▸ **Do this**:
Pull out every line below containing the word "JSON".
──────── Items ────────
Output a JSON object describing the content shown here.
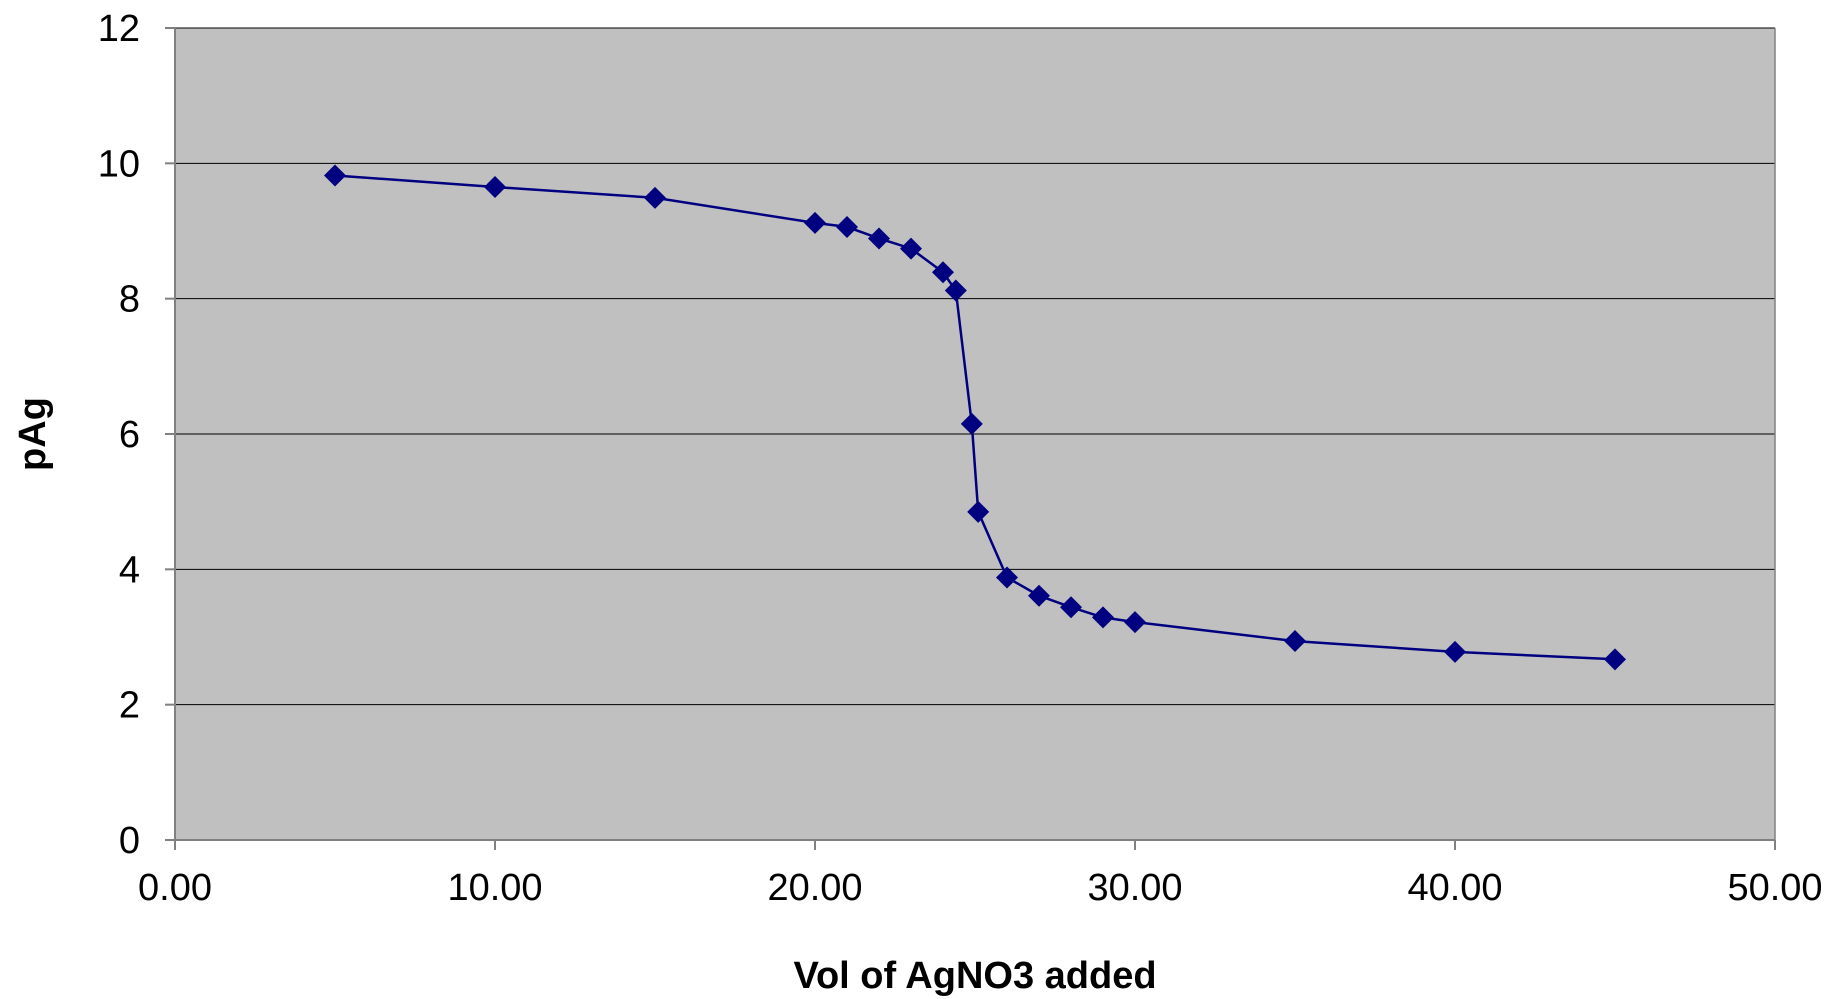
{
  "chart_data": {
    "type": "scatter",
    "title": "",
    "xlabel": "Vol of AgNO3 added",
    "ylabel": "pAg",
    "xlim": [
      0,
      50
    ],
    "ylim": [
      0,
      12
    ],
    "x_ticks": [
      "0.00",
      "10.00",
      "20.00",
      "30.00",
      "40.00",
      "50.00"
    ],
    "y_ticks": [
      "0",
      "2",
      "4",
      "6",
      "8",
      "10",
      "12"
    ],
    "grid": "horizontal",
    "legend": "none",
    "series": [
      {
        "x": [
          5,
          10,
          15,
          20,
          21,
          22,
          23,
          24,
          24.4,
          24.9,
          25.1,
          26,
          27,
          28,
          29,
          30,
          35,
          40,
          45
        ],
        "y": [
          9.82,
          9.65,
          9.49,
          9.12,
          9.06,
          8.89,
          8.74,
          8.39,
          8.12,
          6.15,
          4.85,
          3.88,
          3.61,
          3.44,
          3.29,
          3.22,
          2.94,
          2.78,
          2.67
        ]
      }
    ],
    "colors": {
      "plot_background": "#c0c0c0",
      "line": "#000080",
      "marker": "#000080",
      "gridline": "#000000"
    }
  }
}
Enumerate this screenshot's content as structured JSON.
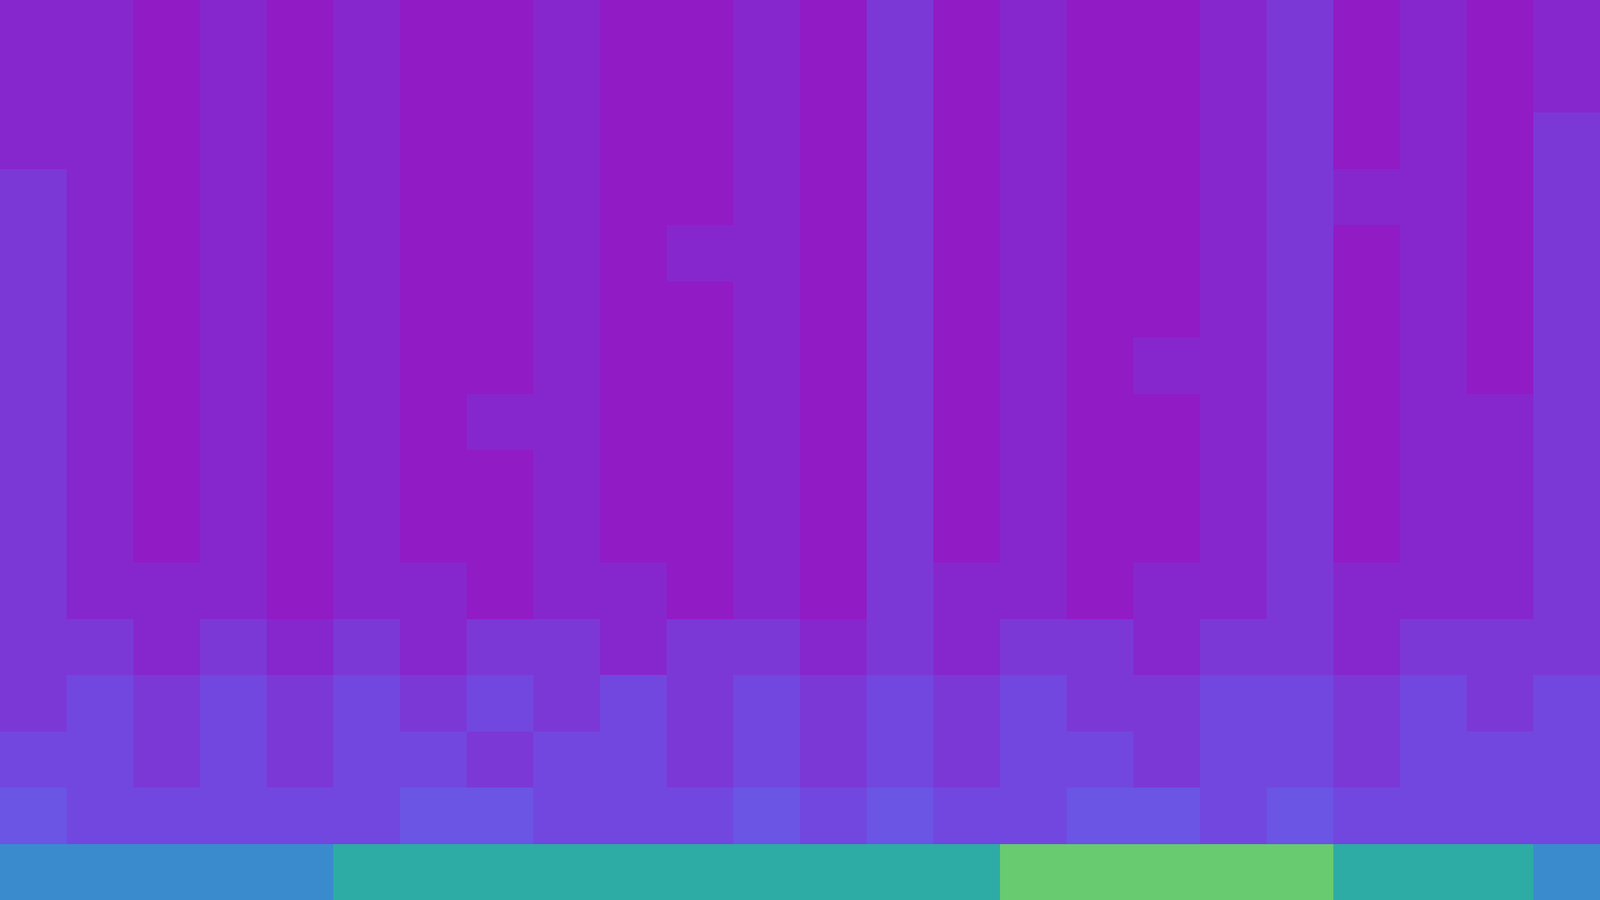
────────
▸ **Answer**:
Output a JSON object describing the content shown here.
Enumerate this screenshot's content as structured JSON.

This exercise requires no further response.